TASK STATEMENT
Give only the number of lines in the data that include the string "Autoplay".

— START EXTRACTED RECORDS —

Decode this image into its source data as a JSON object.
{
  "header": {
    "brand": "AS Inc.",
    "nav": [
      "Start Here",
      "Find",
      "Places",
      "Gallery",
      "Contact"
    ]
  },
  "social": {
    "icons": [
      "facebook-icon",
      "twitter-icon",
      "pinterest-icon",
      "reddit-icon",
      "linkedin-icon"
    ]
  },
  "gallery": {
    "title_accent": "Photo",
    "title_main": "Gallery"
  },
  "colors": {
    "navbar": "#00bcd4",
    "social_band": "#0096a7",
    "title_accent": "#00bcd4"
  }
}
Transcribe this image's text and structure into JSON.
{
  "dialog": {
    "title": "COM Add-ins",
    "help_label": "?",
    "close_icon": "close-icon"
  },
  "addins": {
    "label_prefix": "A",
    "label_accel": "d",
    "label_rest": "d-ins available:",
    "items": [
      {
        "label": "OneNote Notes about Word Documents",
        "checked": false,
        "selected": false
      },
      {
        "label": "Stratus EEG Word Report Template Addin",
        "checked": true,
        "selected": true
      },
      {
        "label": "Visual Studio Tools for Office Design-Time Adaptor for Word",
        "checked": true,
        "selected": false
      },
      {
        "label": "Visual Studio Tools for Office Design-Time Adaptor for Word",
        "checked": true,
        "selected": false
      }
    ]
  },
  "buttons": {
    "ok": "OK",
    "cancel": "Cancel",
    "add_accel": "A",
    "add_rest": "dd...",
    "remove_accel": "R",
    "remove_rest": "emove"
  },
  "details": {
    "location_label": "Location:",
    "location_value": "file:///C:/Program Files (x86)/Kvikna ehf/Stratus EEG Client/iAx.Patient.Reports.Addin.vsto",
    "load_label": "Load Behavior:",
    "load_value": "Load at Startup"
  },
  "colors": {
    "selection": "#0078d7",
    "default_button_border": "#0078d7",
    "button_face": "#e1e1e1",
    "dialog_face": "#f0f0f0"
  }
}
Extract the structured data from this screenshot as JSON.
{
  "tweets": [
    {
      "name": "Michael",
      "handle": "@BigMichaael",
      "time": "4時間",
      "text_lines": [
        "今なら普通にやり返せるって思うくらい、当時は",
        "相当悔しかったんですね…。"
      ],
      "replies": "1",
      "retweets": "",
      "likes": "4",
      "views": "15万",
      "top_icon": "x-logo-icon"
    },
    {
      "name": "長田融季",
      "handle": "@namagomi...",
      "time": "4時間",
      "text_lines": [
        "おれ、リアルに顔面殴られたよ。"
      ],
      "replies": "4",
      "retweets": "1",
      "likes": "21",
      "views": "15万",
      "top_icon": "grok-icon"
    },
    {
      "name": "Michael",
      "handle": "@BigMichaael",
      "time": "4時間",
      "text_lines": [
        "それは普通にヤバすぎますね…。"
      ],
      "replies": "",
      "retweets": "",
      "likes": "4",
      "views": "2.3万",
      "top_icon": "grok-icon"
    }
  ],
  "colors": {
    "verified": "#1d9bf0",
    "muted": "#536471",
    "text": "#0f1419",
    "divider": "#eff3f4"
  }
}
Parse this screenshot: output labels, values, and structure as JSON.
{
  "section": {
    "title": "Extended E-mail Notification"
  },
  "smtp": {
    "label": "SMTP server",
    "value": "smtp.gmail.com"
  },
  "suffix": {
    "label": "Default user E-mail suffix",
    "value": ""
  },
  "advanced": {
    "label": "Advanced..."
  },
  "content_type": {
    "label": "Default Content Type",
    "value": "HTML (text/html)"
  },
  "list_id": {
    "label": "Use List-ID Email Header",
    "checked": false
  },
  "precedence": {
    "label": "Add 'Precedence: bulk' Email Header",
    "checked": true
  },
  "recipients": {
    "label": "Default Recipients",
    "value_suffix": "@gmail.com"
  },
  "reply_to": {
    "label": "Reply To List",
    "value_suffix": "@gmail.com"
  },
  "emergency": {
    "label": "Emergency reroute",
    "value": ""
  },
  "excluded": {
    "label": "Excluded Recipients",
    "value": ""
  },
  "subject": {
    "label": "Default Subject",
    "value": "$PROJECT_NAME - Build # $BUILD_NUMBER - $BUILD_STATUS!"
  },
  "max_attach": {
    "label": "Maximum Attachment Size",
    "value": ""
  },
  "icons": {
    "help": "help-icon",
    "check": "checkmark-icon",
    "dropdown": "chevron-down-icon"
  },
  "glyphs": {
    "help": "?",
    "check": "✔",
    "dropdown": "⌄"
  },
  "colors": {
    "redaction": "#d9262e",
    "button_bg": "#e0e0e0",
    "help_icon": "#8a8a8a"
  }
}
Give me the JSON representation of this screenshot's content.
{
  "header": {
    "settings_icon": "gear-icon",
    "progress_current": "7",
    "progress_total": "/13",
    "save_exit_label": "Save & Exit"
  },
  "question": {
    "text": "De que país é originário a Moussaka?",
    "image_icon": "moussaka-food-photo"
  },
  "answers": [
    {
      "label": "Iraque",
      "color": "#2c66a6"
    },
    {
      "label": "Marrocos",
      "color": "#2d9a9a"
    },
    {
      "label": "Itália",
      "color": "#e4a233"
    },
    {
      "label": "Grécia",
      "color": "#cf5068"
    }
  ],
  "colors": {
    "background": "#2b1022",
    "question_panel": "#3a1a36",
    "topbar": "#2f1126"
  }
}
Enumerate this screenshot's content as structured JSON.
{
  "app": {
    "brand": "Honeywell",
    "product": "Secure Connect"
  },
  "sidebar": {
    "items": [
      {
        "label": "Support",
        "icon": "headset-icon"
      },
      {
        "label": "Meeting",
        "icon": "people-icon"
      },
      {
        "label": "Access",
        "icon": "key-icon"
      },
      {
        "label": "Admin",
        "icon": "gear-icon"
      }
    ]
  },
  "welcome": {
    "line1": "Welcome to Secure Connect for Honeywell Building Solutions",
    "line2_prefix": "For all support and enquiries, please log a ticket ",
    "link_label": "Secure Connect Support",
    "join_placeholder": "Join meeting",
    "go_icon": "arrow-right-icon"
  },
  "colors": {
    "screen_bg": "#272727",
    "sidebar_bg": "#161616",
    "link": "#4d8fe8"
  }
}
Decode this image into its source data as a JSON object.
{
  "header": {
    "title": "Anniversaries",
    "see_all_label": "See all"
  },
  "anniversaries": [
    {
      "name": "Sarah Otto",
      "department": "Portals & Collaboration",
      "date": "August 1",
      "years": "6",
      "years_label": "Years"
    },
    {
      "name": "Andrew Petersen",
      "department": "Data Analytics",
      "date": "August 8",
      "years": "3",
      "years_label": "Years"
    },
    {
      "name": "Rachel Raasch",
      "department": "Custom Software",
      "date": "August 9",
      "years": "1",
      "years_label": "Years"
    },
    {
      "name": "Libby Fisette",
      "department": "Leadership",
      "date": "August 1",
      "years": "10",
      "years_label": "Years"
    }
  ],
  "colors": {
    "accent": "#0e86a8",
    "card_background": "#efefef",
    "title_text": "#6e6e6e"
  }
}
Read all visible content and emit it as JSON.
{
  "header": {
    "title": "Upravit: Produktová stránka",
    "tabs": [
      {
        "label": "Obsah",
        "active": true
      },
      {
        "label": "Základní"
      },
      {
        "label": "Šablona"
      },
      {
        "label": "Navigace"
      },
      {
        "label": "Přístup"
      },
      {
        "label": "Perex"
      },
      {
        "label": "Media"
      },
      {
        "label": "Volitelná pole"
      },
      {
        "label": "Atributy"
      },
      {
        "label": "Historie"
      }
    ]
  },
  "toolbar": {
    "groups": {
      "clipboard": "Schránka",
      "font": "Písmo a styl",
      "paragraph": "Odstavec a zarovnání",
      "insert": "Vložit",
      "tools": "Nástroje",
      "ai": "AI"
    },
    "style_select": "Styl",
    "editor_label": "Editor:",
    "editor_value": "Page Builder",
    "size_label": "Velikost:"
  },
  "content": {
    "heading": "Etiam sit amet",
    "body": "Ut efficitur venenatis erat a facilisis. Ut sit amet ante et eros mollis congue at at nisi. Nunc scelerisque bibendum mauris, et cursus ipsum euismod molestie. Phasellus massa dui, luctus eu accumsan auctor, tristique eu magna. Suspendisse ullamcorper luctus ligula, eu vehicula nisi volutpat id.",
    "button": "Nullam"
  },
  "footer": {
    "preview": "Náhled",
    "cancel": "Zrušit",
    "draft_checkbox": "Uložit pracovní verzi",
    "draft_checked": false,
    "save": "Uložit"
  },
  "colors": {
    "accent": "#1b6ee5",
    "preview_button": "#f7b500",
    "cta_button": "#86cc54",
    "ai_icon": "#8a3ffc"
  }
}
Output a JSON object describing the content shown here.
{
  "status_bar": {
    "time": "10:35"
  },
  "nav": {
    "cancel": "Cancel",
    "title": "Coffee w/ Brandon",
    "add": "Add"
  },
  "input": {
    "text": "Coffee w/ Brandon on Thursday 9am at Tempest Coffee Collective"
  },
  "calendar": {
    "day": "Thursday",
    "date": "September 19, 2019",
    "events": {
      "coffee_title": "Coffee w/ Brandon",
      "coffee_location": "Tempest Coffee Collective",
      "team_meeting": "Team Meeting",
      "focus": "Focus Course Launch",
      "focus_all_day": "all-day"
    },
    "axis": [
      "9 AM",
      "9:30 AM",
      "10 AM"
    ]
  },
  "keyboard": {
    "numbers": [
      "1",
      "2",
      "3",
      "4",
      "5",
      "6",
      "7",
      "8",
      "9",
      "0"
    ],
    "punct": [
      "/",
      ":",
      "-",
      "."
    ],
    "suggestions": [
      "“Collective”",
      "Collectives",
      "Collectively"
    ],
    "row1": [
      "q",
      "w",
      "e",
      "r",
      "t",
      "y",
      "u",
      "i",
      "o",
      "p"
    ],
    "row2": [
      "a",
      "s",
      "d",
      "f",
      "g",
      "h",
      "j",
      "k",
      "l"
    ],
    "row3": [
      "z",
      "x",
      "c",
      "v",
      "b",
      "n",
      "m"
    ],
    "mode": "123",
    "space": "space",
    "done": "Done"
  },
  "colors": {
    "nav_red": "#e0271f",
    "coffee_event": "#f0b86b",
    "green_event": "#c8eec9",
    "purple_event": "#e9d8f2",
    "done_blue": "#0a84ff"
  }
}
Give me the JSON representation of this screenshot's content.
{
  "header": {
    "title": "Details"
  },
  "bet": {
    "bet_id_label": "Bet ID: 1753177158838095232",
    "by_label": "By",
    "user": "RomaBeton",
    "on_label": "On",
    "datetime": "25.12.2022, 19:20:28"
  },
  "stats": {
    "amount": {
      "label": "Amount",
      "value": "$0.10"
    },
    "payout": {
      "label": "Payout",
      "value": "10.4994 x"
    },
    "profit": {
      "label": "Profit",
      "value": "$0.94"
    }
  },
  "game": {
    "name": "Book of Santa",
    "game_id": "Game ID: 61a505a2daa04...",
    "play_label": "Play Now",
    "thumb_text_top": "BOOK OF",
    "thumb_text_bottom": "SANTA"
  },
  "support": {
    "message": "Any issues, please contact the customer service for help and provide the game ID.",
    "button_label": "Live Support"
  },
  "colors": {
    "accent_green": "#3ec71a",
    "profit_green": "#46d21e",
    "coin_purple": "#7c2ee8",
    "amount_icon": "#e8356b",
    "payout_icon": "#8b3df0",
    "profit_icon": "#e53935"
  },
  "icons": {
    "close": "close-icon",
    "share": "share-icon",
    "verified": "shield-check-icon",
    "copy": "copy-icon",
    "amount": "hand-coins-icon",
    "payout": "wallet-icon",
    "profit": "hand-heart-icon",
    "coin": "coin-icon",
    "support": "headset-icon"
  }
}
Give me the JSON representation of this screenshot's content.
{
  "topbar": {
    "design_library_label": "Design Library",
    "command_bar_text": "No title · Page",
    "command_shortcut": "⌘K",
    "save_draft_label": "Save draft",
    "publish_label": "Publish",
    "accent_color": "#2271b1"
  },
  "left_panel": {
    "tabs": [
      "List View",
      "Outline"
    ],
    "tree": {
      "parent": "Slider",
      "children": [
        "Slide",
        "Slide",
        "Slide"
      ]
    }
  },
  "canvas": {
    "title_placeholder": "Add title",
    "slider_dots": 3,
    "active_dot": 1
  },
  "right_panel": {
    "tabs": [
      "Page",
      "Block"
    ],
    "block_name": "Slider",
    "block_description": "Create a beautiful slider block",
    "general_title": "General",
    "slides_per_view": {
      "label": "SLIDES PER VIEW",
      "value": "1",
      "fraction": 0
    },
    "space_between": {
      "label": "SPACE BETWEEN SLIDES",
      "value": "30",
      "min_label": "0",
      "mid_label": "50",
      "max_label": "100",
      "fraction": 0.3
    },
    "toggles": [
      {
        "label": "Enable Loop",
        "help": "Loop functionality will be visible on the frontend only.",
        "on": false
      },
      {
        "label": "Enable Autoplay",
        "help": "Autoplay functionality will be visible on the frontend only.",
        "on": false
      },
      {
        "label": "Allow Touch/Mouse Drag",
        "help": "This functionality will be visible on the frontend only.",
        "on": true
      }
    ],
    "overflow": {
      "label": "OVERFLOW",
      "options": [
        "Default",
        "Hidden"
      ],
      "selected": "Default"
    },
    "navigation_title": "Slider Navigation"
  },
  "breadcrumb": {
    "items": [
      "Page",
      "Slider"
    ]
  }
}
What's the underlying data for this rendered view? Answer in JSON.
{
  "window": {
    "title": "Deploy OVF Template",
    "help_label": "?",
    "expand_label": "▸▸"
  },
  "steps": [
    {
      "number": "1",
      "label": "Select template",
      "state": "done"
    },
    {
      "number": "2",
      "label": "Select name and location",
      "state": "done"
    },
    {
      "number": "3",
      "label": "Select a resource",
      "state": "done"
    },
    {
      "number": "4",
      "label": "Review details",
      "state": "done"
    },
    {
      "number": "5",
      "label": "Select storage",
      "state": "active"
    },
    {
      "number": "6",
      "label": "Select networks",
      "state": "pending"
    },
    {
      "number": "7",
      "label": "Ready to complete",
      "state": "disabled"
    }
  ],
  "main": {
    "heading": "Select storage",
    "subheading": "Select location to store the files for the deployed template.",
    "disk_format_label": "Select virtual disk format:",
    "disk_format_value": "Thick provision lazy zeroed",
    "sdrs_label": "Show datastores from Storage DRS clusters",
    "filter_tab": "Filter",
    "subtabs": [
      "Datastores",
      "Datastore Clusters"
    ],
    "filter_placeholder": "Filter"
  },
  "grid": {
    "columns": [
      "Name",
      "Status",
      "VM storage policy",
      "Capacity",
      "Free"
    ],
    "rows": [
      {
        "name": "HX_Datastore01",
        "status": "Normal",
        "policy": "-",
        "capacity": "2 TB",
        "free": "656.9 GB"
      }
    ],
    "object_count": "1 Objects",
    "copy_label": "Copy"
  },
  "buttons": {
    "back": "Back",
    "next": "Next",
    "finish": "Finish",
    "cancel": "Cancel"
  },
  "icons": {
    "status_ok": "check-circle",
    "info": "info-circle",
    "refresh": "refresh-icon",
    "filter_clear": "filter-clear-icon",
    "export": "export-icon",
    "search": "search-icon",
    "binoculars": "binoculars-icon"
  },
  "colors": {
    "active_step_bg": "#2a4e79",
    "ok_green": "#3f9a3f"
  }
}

— END EXTRACTED RECORDS —

TASK RESULT
2